Find each line with the word "Output" and copy it.
start
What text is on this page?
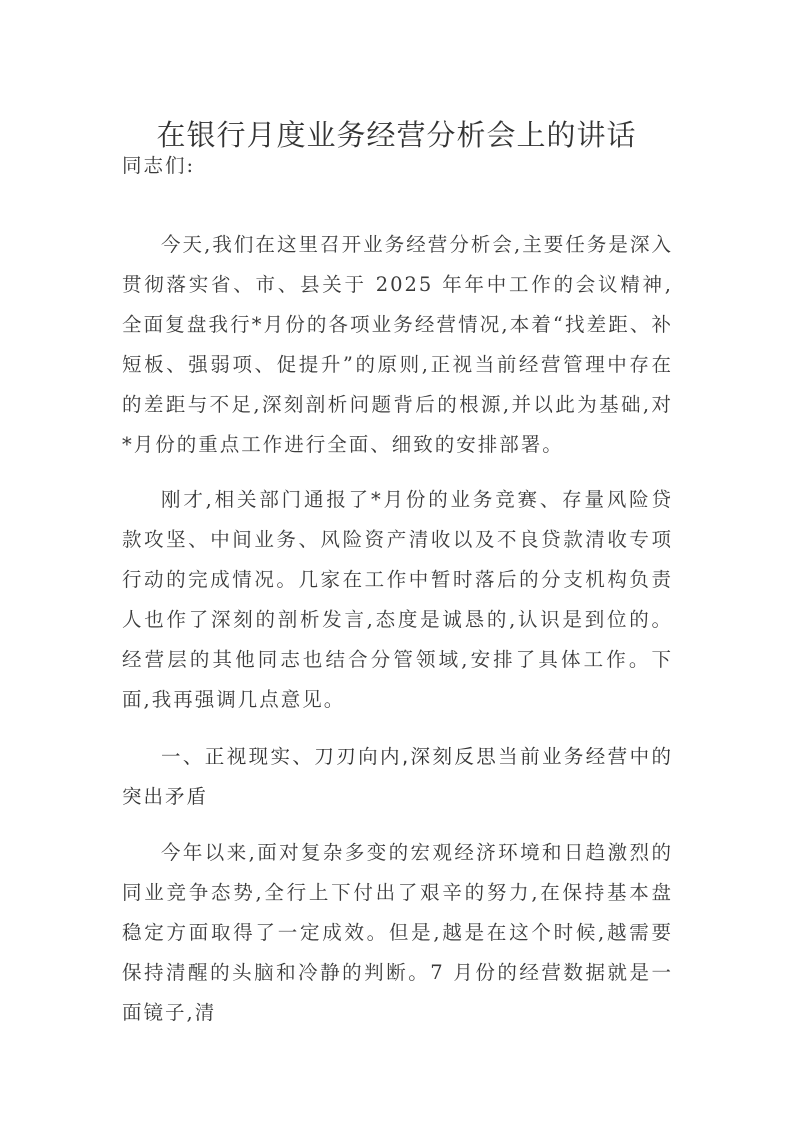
在银行月度业务经营分析会上的讲话
同志们:
今天,我们在这里召开业务经营分析会,主要任务是深入贯彻落实省、市、县关于 2025 年年中工作的会议精神,全面复盘我行*月份的各项业务经营情况,本着“找差距、补短板、强弱项、促提升”的原则,正视当前经营管理中存在的差距与不足,深刻剖析问题背后的根源,并以此为基础,对*月份的重点工作进行全面、细致的安排部署。
刚才,相关部门通报了*月份的业务竞赛、存量风险贷款攻坚、中间业务、风险资产清收以及不良贷款清收专项行动的完成情况。几家在工作中暂时落后的分支机构负责人也作了深刻的剖析发言,态度是诚恳的,认识是到位的。经营层的其他同志也结合分管领域,安排了具体工作。下面,我再强调几点意见。
一、正视现实、刀刃向内,深刻反思当前业务经营中的突出矛盾
今年以来,面对复杂多变的宏观经济环境和日趋激烈的同业竞争态势,全行上下付出了艰辛的努力,在保持基本盘稳定方面取得了一定成效。但是,越是在这个时候,越需要保持清醒的头脑和冷静的判断。7 月份的经营数据就是一面镜子,清
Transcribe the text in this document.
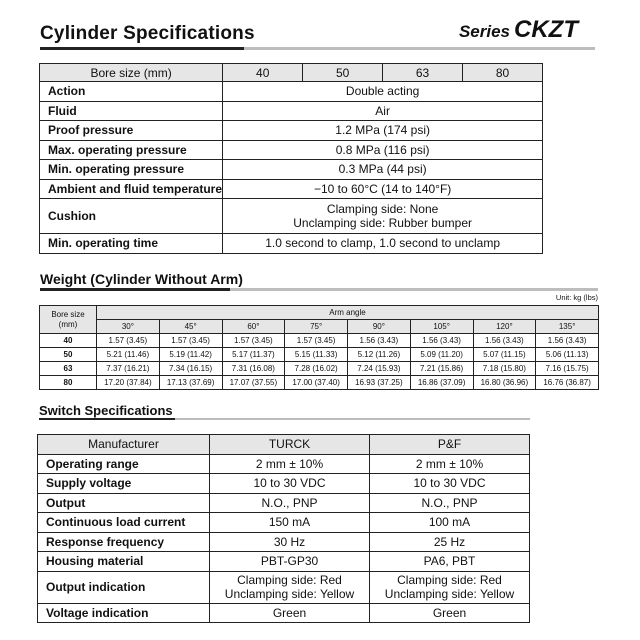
Cylinder Specifications	Series CKZT
Bore size (mm)	40	50	63	80
Action	Double acting			
Fluid	Air			
Proof pressure	1.2 MPa (174 psi)			
Max. operating pressure	0.8 MPa (116 psi)			
Min. operating pressure	0.3 MPa (44 psi)			
Ambient and fluid temperature	−10 to 60°C (14 to 140°F)			
Cushion	Clamping side: None
Unclamping side: Rubber bumper			
Min. operating time	1.0 second to clamp, 1.0 second to unclamp			
Weight (Cylinder Without Arm)
Unit: kg (lbs)
Bore size
(mm)	Arm angle							
	30°	45°	60°	75°	90°	105°	120°	135°
40	1.57 (3.45)	1.57 (3.45)	1.57 (3.45)	1.57 (3.45)	1.56 (3.43)	1.56 (3.43)	1.56 (3.43)	1.56 (3.43)
50	5.21 (11.46)	5.19 (11.42)	5.17 (11.37)	5.15 (11.33)	5.12 (11.26)	5.09 (11.20)	5.07 (11.15)	5.06 (11.13)
63	7.37 (16.21)	7.34 (16.15)	7.31 (16.08)	7.28 (16.02)	7.24 (15.93)	7.21 (15.86)	7.18 (15.80)	7.16 (15.75)
80	17.20 (37.84)	17.13 (37.69)	17.07 (37.55)	17.00 (37.40)	16.93 (37.25)	16.86 (37.09)	16.80 (36.96)	16.76 (36.87)
Switch Specifications
Manufacturer	TURCK	P&F
Operating range	2 mm ± 10%	2 mm ± 10%
Supply voltage	10 to 30 VDC	10 to 30 VDC
Output	N.O., PNP	N.O., PNP
Continuous load current	150 mA	100 mA
Response frequency	30 Hz	25 Hz
Housing material	PBT-GP30	PA6, PBT
Output indication	Clamping side: Red
Unclamping side: Yellow	Clamping side: Red
Unclamping side: Yellow
Voltage indication	Green	Green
end
● RESULT:
Output	N.O., PNP	N.O., PNP
Output indication	Clamping side: Red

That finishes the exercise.